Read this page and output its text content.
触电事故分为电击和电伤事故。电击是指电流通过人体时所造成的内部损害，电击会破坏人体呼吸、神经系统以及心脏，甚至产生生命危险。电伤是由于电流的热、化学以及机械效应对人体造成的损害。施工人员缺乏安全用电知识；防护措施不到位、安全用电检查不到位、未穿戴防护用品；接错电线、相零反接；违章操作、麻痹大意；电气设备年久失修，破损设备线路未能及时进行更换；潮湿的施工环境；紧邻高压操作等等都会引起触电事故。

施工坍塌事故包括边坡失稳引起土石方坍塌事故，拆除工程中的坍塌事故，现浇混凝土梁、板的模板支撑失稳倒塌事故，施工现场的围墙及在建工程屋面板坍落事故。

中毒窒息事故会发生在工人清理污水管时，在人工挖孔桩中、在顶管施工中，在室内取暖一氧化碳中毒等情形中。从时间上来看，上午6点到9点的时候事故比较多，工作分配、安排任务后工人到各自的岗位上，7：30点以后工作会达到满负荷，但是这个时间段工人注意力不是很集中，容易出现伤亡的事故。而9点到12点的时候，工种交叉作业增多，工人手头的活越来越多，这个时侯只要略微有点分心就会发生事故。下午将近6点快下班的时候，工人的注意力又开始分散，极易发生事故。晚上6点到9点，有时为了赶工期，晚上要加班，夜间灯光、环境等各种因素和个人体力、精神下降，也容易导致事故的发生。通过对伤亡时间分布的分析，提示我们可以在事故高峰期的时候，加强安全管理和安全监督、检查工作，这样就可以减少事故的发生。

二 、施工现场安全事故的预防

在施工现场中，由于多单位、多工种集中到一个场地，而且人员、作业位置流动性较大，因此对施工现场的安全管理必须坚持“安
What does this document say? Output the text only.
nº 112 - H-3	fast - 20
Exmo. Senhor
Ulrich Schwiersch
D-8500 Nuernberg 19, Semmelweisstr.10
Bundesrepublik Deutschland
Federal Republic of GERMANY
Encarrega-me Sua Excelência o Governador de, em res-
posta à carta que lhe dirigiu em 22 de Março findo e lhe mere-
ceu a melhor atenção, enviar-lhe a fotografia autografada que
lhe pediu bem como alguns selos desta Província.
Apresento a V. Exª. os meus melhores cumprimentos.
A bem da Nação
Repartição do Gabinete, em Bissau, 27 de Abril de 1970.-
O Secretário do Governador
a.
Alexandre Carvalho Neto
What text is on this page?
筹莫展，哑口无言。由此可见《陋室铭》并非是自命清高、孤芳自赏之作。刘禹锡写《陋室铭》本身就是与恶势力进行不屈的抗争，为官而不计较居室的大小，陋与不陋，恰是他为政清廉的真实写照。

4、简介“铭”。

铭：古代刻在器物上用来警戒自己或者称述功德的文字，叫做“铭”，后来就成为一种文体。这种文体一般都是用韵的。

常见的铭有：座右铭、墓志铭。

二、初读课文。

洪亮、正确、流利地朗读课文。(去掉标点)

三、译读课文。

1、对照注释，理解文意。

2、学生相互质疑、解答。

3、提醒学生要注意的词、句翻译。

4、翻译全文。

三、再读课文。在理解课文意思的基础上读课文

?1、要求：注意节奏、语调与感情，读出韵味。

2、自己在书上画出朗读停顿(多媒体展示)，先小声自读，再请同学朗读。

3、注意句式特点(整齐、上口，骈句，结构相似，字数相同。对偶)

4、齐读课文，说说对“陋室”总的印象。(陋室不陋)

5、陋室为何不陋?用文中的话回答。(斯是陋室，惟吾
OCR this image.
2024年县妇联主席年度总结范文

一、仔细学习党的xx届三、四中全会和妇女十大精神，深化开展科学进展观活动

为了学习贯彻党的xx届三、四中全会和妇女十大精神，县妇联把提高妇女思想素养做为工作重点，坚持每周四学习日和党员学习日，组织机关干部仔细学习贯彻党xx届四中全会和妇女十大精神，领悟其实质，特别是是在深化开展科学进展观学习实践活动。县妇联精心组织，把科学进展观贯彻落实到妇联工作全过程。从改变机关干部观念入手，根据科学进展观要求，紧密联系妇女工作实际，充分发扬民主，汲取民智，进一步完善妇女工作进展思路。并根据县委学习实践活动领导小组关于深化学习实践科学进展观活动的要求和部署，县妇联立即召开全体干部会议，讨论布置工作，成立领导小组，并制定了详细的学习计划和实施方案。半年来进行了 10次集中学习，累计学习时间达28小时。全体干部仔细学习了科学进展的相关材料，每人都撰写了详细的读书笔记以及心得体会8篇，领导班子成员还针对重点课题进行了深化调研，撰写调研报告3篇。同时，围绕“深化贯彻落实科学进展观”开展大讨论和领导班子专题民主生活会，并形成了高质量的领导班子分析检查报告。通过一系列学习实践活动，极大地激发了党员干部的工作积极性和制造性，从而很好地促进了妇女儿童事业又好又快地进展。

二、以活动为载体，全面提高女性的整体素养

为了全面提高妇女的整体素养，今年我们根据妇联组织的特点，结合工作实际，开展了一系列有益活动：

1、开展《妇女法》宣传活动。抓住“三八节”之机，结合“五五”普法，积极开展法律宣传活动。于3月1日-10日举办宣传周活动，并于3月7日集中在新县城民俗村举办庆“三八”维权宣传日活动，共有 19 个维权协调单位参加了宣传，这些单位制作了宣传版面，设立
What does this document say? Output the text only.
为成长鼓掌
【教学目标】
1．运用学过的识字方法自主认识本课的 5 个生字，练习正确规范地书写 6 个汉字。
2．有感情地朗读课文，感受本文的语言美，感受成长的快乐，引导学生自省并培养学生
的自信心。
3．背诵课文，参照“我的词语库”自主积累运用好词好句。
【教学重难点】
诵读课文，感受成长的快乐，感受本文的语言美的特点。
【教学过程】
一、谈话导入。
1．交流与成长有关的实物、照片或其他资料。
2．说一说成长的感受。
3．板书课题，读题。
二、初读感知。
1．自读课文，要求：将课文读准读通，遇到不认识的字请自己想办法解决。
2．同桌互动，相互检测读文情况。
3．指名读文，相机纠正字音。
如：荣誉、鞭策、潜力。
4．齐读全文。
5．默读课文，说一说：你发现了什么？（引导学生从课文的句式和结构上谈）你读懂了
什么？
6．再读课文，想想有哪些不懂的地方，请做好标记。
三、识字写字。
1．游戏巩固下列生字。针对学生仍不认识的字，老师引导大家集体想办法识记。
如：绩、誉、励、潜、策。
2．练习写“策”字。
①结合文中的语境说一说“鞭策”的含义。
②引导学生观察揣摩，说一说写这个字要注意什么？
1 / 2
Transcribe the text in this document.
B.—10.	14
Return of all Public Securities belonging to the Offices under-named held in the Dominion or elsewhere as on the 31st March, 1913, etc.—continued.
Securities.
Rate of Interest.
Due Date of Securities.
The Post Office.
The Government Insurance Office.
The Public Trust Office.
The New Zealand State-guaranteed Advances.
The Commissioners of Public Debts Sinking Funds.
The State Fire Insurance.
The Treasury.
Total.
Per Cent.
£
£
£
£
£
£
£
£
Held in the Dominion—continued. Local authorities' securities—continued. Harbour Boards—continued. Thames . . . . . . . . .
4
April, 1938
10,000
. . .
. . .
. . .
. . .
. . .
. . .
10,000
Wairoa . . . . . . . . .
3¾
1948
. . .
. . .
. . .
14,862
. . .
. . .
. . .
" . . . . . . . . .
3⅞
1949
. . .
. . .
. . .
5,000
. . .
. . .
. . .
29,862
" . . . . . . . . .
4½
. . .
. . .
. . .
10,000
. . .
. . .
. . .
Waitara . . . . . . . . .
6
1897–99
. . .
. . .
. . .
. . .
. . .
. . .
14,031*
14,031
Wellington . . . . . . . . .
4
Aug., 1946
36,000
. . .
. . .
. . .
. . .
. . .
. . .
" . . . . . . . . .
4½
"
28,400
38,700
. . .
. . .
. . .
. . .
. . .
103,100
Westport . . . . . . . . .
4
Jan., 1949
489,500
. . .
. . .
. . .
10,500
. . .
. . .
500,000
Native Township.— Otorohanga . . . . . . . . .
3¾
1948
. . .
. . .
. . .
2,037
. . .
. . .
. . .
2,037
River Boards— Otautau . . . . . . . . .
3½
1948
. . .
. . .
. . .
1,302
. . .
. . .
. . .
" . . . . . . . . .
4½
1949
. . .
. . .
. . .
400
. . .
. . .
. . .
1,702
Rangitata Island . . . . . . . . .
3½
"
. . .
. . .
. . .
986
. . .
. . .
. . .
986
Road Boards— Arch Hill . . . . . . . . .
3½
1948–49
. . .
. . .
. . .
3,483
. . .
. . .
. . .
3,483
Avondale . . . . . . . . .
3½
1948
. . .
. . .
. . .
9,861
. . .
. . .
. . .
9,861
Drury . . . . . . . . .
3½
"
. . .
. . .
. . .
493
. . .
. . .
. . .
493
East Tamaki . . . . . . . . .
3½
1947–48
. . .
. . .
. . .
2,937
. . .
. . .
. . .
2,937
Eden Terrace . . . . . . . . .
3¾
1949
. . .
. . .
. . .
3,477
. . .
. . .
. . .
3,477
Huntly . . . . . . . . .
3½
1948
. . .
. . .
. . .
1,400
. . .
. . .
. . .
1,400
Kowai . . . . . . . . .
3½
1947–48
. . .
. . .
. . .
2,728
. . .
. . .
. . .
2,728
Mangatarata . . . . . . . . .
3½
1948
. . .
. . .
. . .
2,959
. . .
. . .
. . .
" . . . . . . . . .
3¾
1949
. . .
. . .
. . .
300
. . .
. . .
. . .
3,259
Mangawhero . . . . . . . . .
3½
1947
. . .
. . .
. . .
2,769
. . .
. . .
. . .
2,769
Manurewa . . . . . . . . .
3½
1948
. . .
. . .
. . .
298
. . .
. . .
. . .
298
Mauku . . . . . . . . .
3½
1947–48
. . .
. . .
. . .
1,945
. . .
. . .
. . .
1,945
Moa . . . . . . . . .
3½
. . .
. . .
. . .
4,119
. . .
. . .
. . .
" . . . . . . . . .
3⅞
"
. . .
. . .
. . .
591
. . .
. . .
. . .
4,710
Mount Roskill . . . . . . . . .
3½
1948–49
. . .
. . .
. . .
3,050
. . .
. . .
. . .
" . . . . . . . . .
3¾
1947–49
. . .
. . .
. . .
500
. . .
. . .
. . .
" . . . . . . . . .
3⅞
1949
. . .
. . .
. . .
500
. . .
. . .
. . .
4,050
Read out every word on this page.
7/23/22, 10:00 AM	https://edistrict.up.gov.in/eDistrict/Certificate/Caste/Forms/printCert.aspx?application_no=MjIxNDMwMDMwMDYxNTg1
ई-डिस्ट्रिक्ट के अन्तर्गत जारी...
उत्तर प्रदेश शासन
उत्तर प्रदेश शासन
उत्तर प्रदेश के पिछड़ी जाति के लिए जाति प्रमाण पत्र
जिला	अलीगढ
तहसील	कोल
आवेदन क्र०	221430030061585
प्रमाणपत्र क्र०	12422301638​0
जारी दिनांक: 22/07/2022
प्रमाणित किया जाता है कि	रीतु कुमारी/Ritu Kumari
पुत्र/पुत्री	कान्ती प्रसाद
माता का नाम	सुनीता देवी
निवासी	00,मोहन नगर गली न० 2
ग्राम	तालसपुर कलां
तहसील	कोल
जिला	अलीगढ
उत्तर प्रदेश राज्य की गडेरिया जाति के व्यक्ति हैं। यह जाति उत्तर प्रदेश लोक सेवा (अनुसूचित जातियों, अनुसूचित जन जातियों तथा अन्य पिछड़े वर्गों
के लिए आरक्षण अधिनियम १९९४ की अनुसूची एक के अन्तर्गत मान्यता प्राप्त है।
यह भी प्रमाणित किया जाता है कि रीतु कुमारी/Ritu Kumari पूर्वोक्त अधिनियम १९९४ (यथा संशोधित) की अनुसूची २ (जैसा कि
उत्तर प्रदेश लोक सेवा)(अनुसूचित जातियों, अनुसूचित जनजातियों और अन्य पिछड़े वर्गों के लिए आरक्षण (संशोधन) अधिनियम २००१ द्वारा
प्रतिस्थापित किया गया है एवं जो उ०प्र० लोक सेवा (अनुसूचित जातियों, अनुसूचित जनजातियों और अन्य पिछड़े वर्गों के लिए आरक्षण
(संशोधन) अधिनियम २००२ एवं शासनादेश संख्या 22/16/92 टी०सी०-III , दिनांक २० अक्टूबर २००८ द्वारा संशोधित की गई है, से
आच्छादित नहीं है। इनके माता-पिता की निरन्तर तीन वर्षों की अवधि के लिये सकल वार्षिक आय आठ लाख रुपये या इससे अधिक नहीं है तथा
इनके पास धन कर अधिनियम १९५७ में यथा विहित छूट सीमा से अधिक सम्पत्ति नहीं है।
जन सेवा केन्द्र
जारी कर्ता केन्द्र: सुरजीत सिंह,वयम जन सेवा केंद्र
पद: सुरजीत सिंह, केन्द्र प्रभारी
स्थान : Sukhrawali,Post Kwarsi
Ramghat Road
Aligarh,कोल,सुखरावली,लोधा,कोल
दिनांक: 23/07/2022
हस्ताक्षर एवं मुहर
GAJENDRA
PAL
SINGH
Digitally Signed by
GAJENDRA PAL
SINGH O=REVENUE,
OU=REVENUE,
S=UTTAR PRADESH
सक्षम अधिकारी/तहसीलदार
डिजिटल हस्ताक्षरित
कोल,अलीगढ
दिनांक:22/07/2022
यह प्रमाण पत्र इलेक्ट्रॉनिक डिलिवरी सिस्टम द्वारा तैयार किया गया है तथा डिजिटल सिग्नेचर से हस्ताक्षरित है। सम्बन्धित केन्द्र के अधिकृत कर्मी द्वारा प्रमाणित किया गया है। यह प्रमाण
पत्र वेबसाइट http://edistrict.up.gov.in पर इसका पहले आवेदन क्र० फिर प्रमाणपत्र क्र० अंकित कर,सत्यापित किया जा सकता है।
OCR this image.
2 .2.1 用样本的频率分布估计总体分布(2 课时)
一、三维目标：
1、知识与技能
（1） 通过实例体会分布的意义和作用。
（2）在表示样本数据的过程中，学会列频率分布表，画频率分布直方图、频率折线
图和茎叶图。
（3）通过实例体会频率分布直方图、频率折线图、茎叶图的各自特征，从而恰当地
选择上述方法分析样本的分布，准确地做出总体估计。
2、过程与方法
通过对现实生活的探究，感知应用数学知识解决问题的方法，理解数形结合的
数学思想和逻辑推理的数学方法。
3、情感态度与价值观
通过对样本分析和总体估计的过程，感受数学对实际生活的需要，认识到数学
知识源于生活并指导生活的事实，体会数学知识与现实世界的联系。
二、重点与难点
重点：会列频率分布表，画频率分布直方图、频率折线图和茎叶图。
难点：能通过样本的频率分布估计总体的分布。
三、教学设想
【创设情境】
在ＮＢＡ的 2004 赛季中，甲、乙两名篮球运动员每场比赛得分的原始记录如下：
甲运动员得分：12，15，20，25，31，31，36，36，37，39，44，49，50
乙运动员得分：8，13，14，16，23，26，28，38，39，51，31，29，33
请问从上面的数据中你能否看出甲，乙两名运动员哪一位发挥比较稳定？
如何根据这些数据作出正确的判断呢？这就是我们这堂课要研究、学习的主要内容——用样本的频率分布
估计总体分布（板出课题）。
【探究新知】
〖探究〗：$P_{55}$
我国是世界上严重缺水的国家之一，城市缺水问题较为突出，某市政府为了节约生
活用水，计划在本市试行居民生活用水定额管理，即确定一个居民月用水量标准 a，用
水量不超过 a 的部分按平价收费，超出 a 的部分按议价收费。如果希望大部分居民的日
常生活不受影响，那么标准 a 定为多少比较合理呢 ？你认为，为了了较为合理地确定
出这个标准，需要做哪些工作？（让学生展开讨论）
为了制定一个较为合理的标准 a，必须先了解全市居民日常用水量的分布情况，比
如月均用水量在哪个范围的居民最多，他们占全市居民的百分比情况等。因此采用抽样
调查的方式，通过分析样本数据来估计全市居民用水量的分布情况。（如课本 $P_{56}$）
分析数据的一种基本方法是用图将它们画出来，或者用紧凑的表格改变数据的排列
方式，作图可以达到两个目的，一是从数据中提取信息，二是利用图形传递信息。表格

-- -- --

Where a line above contains the string "text", copy that line.

Read this page and output its text content.
What does this document say? Output the text only.
What text is on this page?
What does this document say? Output the text only.
Transcribe the text in this document.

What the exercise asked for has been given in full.